**Data provided:**
--- START ---

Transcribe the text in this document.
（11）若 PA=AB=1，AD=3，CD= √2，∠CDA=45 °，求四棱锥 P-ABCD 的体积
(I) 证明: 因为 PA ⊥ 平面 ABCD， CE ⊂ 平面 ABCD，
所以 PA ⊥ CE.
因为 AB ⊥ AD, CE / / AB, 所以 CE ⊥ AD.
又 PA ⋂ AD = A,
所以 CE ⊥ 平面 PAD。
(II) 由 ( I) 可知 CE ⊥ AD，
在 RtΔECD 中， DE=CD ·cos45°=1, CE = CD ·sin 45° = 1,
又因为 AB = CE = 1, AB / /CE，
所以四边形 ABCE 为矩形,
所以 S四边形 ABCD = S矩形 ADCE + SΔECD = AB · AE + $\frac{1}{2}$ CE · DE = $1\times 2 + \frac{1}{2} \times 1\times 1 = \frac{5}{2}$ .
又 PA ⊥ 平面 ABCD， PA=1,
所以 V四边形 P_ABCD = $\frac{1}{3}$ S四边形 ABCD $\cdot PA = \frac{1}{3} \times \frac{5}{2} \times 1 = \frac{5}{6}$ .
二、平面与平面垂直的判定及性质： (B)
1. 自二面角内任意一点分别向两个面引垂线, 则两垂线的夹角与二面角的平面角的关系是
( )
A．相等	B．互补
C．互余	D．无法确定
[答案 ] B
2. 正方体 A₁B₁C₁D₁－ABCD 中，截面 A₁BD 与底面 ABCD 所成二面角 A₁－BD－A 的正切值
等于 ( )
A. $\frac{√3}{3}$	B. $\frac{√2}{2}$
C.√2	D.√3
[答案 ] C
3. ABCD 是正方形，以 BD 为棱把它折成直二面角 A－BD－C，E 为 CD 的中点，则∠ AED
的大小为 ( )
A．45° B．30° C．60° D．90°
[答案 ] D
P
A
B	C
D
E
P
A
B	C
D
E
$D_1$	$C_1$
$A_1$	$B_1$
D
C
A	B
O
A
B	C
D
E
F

--- END ---

**Problem to work on:** From the records, copy every line that has the string "ABCD" in it.

**Finished exercise:**
（11）若 PA=AB=1，AD=3，CD= √2，∠CDA=45 °，求四棱锥 P-ABCD 的体积
(I) 证明: 因为 PA ⊥ 平面 ABCD， CE ⊂ 平面 ABCD，
所以 S四边形 ABCD = S矩形 ADCE + SΔECD = AB · AE + $\frac{1}{2}$ CE · DE = $1\times 2 + \frac{1}{2} \times 1\times 1 = \frac{5}{2}$ .
又 PA ⊥ 平面 ABCD， PA=1,
所以 V四边形 P_ABCD = $\frac{1}{3}$ S四边形 ABCD $\cdot PA = \frac{1}{3} \times \frac{5}{2} \times 1 = \frac{5}{6}$ .
2. 正方体 A₁B₁C₁D₁－ABCD 中，截面 A₁BD 与底面 ABCD 所成二面角 A₁－BD－A 的正切值
3. ABCD 是正方形，以 BD 为棱把它折成直二面角 A－BD－C，E 为 CD 的中点，则∠ AED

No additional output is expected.